-- START OF EXTRACTED ENTRIES --
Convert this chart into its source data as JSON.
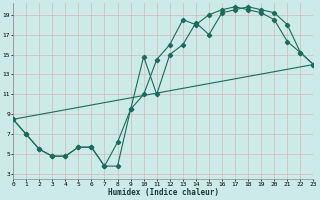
{
  "xlabel": "Humidex (Indice chaleur)",
  "bg_color": "#cceae7",
  "grid_color": "#aad4d0",
  "line_color": "#1a6b5a",
  "line1_x": [
    0,
    1,
    2,
    3,
    4,
    5,
    6,
    7,
    8,
    9,
    10,
    11,
    12,
    13,
    14,
    15,
    16,
    17,
    18,
    19,
    20,
    21,
    22,
    23
  ],
  "line1_y": [
    8.5,
    7.0,
    5.5,
    4.8,
    4.8,
    5.7,
    5.7,
    3.8,
    3.8,
    9.5,
    11.0,
    14.5,
    16.0,
    18.5,
    18.0,
    19.0,
    19.5,
    19.8,
    19.5,
    19.2,
    18.5,
    16.3,
    15.2,
    14.0
  ],
  "line2_x": [
    0,
    1,
    2,
    3,
    4,
    5,
    6,
    7,
    8,
    9,
    10,
    11,
    12,
    13,
    14,
    15,
    16,
    17,
    18,
    19,
    20,
    21,
    22,
    23
  ],
  "line2_y": [
    8.5,
    7.0,
    5.5,
    4.8,
    4.8,
    5.7,
    5.7,
    3.8,
    6.2,
    9.5,
    14.8,
    11.0,
    15.0,
    16.0,
    18.2,
    17.0,
    19.2,
    19.5,
    19.8,
    19.5,
    19.2,
    18.0,
    15.2,
    14.0
  ],
  "line3_x": [
    0,
    23
  ],
  "line3_y": [
    8.5,
    14.0
  ],
  "xlim": [
    0,
    23
  ],
  "ylim": [
    2.5,
    20.2
  ],
  "xticks": [
    0,
    1,
    2,
    3,
    4,
    5,
    6,
    7,
    8,
    9,
    10,
    11,
    12,
    13,
    14,
    15,
    16,
    17,
    18,
    19,
    20,
    21,
    22,
    23
  ],
  "yticks": [
    3,
    5,
    7,
    9,
    11,
    13,
    15,
    17,
    19
  ]
}
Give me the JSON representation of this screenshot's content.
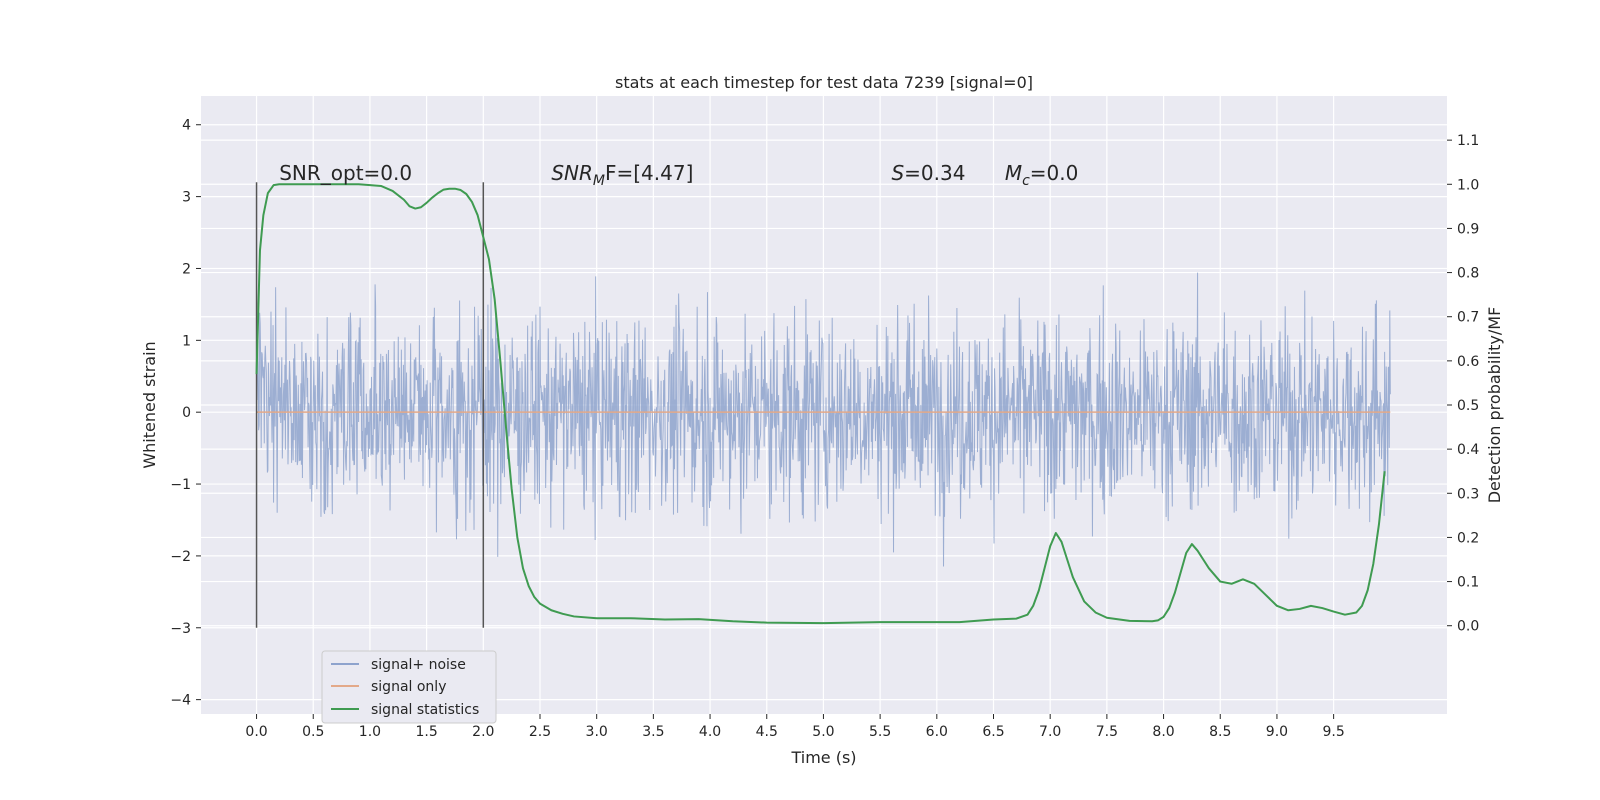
{
  "chart_data": {
    "type": "line",
    "title": "stats at each timestep for test data 7239 [signal=0]",
    "xlabel": "Time (s)",
    "ylabel": "Whitened strain",
    "y2label": "Detection probability/MF",
    "xlim": [
      -0.49,
      10.5
    ],
    "ylim": [
      -4.2,
      4.4
    ],
    "y2lim": [
      -0.2,
      1.2
    ],
    "xticks": [
      0.0,
      0.5,
      1.0,
      1.5,
      2.0,
      2.5,
      3.0,
      3.5,
      4.0,
      4.5,
      5.0,
      5.5,
      6.0,
      6.5,
      7.0,
      7.5,
      8.0,
      8.5,
      9.0,
      9.5
    ],
    "xtick_labels": [
      "0.0",
      "0.5",
      "1.0",
      "1.5",
      "2.0",
      "2.5",
      "3.0",
      "3.5",
      "4.0",
      "4.5",
      "5.0",
      "5.5",
      "6.0",
      "6.5",
      "7.0",
      "7.5",
      "8.0",
      "8.5",
      "9.0",
      "9.5"
    ],
    "yticks": [
      -4,
      -3,
      -2,
      -1,
      0,
      1,
      2,
      3,
      4
    ],
    "ytick_labels": [
      "−4",
      "−3",
      "−2",
      "−1",
      "0",
      "1",
      "2",
      "3",
      "4"
    ],
    "y2ticks": [
      0.0,
      0.1,
      0.2,
      0.3,
      0.4,
      0.5,
      0.6,
      0.7,
      0.8,
      0.9,
      1.0,
      1.1
    ],
    "y2tick_labels": [
      "0.0",
      "0.1",
      "0.2",
      "0.3",
      "0.4",
      "0.5",
      "0.6",
      "0.7",
      "0.8",
      "0.9",
      "1.0",
      "1.1"
    ],
    "grid": true,
    "legend_position": "bottom-left",
    "series": [
      {
        "name": "signal+ noise",
        "color": "#8ea3cd",
        "axis": "left",
        "style": "noise",
        "t_range": [
          0.0,
          10.0
        ],
        "typical_amplitude": 1.33,
        "peak_amplitude": 4.05
      },
      {
        "name": "signal only",
        "color": "#e3a989",
        "axis": "left",
        "x": [
          0.0,
          10.0
        ],
        "y": [
          0.0,
          0.0
        ]
      },
      {
        "name": "signal statistics",
        "color": "#3f9b51",
        "axis": "right",
        "x": [
          0.0,
          0.03,
          0.06,
          0.1,
          0.15,
          0.2,
          0.3,
          0.5,
          0.7,
          0.9,
          1.1,
          1.2,
          1.3,
          1.35,
          1.4,
          1.45,
          1.5,
          1.55,
          1.6,
          1.65,
          1.7,
          1.75,
          1.8,
          1.85,
          1.9,
          1.95,
          2.0,
          2.05,
          2.1,
          2.15,
          2.2,
          2.25,
          2.3,
          2.35,
          2.4,
          2.45,
          2.5,
          2.6,
          2.7,
          2.8,
          3.0,
          3.3,
          3.6,
          3.9,
          4.2,
          4.5,
          5.0,
          5.5,
          6.0,
          6.2,
          6.5,
          6.7,
          6.8,
          6.85,
          6.9,
          6.95,
          7.0,
          7.05,
          7.1,
          7.15,
          7.2,
          7.3,
          7.4,
          7.5,
          7.7,
          7.9,
          7.95,
          8.0,
          8.05,
          8.1,
          8.15,
          8.2,
          8.25,
          8.3,
          8.35,
          8.4,
          8.5,
          8.6,
          8.7,
          8.8,
          8.9,
          9.0,
          9.1,
          9.2,
          9.3,
          9.4,
          9.5,
          9.6,
          9.7,
          9.75,
          9.8,
          9.85,
          9.9,
          9.95
        ],
        "y": [
          0.57,
          0.85,
          0.93,
          0.98,
          0.998,
          1.0,
          1.0,
          1.0,
          1.0,
          1.0,
          0.996,
          0.985,
          0.965,
          0.95,
          0.945,
          0.948,
          0.958,
          0.97,
          0.98,
          0.988,
          0.99,
          0.99,
          0.987,
          0.978,
          0.96,
          0.93,
          0.88,
          0.83,
          0.74,
          0.6,
          0.45,
          0.31,
          0.2,
          0.13,
          0.09,
          0.065,
          0.05,
          0.035,
          0.027,
          0.021,
          0.017,
          0.017,
          0.014,
          0.015,
          0.01,
          0.007,
          0.006,
          0.008,
          0.008,
          0.008,
          0.014,
          0.016,
          0.025,
          0.045,
          0.08,
          0.13,
          0.18,
          0.21,
          0.19,
          0.15,
          0.11,
          0.055,
          0.03,
          0.018,
          0.011,
          0.01,
          0.012,
          0.02,
          0.04,
          0.075,
          0.12,
          0.165,
          0.185,
          0.17,
          0.15,
          0.13,
          0.1,
          0.095,
          0.105,
          0.095,
          0.07,
          0.045,
          0.035,
          0.038,
          0.045,
          0.04,
          0.032,
          0.025,
          0.03,
          0.045,
          0.08,
          0.14,
          0.23,
          0.35
        ]
      }
    ],
    "vlines": [
      {
        "x": 0.0,
        "ymin": -3.0,
        "ymax": 3.2,
        "color": "#555555"
      },
      {
        "x": 2.0,
        "ymin": -3.0,
        "ymax": 3.2,
        "color": "#555555"
      }
    ],
    "annotations": [
      {
        "prefix": "SNR_opt=0.0",
        "sub": "",
        "suffix": "",
        "x": 0.2,
        "y": 3.2
      },
      {
        "prefix": "SNR",
        "sub": "M",
        "suffix": "F=[4.47]",
        "x": 2.6,
        "y": 3.2
      },
      {
        "prefix": "S",
        "sub": "",
        "suffix": "=0.34",
        "x": 5.6,
        "y": 3.2
      },
      {
        "prefix": "M",
        "sub": "c",
        "suffix": "=0.0",
        "x": 6.6,
        "y": 3.2
      }
    ]
  }
}
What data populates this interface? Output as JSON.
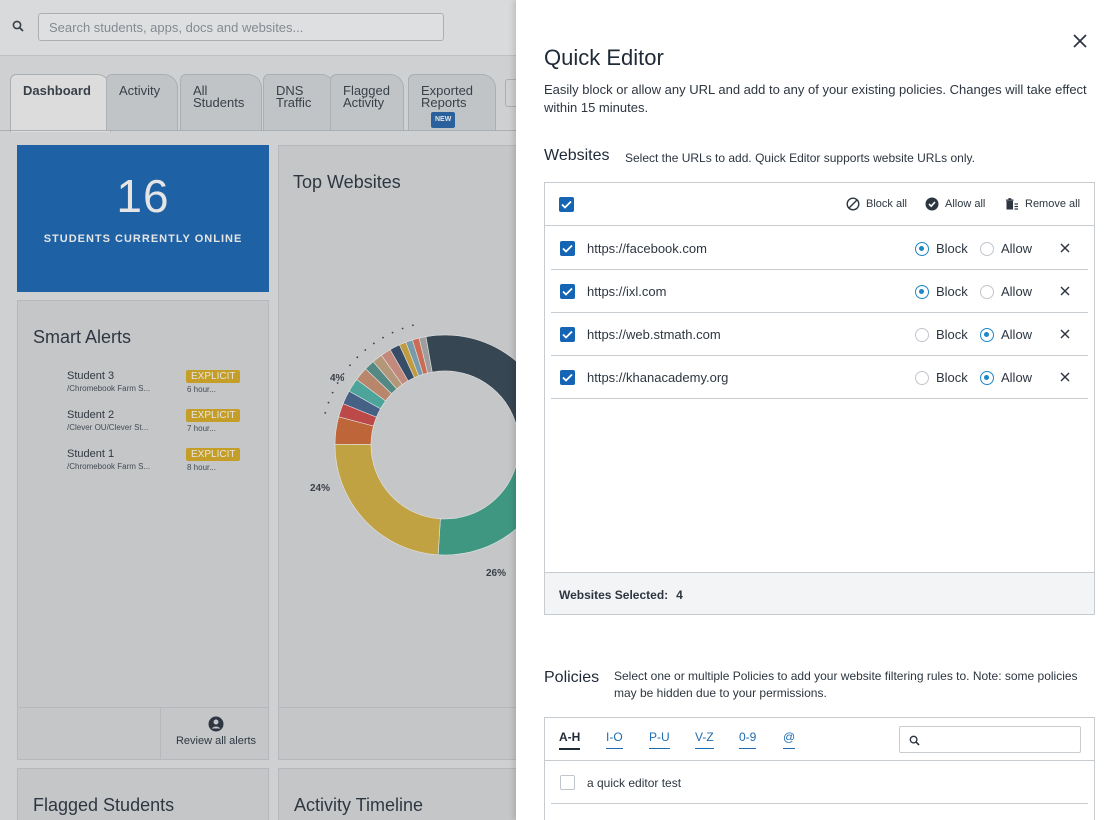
{
  "search": {
    "placeholder": "Search students, apps, docs and websites..."
  },
  "tabs": [
    {
      "label": "Dashboard",
      "active": true
    },
    {
      "label": "Activity"
    },
    {
      "label": "All\nStudents"
    },
    {
      "label": "DNS\nTraffic"
    },
    {
      "label": "Flagged\nActivity"
    },
    {
      "label": "Exported\nReports",
      "badge": "NEW"
    }
  ],
  "online": {
    "count": "16",
    "label": "STUDENTS CURRENTLY ONLINE"
  },
  "smart_alerts": {
    "title": "Smart Alerts",
    "items": [
      {
        "name": "Student 3",
        "path": "/Chromebook Farm S...",
        "tag": "EXPLICIT",
        "time": "6 hour..."
      },
      {
        "name": "Student 2",
        "path": "/Clever OU/Clever St...",
        "tag": "EXPLICIT",
        "time": "7 hour..."
      },
      {
        "name": "Student 1",
        "path": "/Chromebook Farm S...",
        "tag": "EXPLICIT",
        "time": "8 hour..."
      }
    ],
    "review_label": "Review all alerts"
  },
  "top_websites": {
    "title": "Top Websites",
    "labels": {
      "p4": "4%",
      "p24": "24%",
      "p26": "26%"
    }
  },
  "chart_data": {
    "type": "pie",
    "title": "Top Websites",
    "slices": [
      {
        "label": "",
        "value": 26,
        "color": "#36a085"
      },
      {
        "label": "",
        "value": 24,
        "color": "#d4ae3a"
      },
      {
        "label": "",
        "value": 4,
        "color": "#d0652f"
      },
      {
        "label": "",
        "value": 2,
        "color": "#cf4040"
      },
      {
        "label": "",
        "value": 2,
        "color": "#3d5f8c"
      },
      {
        "label": "",
        "value": 2,
        "color": "#46b0a4"
      },
      {
        "label": "",
        "value": 2,
        "color": "#c98b6b"
      },
      {
        "label": "",
        "value": 1.5,
        "color": "#4f8f88"
      },
      {
        "label": "",
        "value": 1.5,
        "color": "#c4a07c"
      },
      {
        "label": "",
        "value": 1.5,
        "color": "#d58f7f"
      },
      {
        "label": "",
        "value": 1.5,
        "color": "#2b4566"
      },
      {
        "label": "",
        "value": 1,
        "color": "#d2a537"
      },
      {
        "label": "",
        "value": 1,
        "color": "#7aa5b8"
      },
      {
        "label": "",
        "value": 1,
        "color": "#e06c52"
      },
      {
        "label": "",
        "value": 1,
        "color": "#a9a9a9"
      },
      {
        "label": "",
        "value": 27.5,
        "color": "#2b3e4d"
      }
    ]
  },
  "flagged_students": {
    "title": "Flagged Students"
  },
  "activity_timeline": {
    "title": "Activity Timeline"
  },
  "quick_editor": {
    "title": "Quick Editor",
    "description": "Easily block or allow any URL and add to any of your existing policies. Changes will take effect within 15 minutes.",
    "websites": {
      "title": "Websites",
      "description": "Select the URLs to add. Quick Editor supports website URLs only.",
      "actions": {
        "block_all": "Block all",
        "allow_all": "Allow all",
        "remove_all": "Remove all"
      },
      "block_label": "Block",
      "allow_label": "Allow",
      "rows": [
        {
          "url": "https://facebook.com",
          "mode": "block"
        },
        {
          "url": "https://ixl.com",
          "mode": "block"
        },
        {
          "url": "https://web.stmath.com",
          "mode": "allow"
        },
        {
          "url": "https://khanacademy.org",
          "mode": "allow"
        }
      ],
      "selected_label": "Websites Selected:",
      "selected_count": "4"
    },
    "policies": {
      "title": "Policies",
      "description": "Select one or multiple Policies to add your website filtering rules to. Note: some policies may be hidden due to your permissions.",
      "tabs": [
        "A-H",
        "I-O",
        "P-U",
        "V-Z",
        "0-9",
        "@"
      ],
      "items": [
        {
          "name": "a quick editor test"
        }
      ]
    }
  }
}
-- END OF EXTRACTED ENTRIES --
-- INSTRUCTIONS FOR THE TASK --
Tally the lines above that contain the word "your", and reply with only the number.

-- RESPONSE TO THE TASK --
2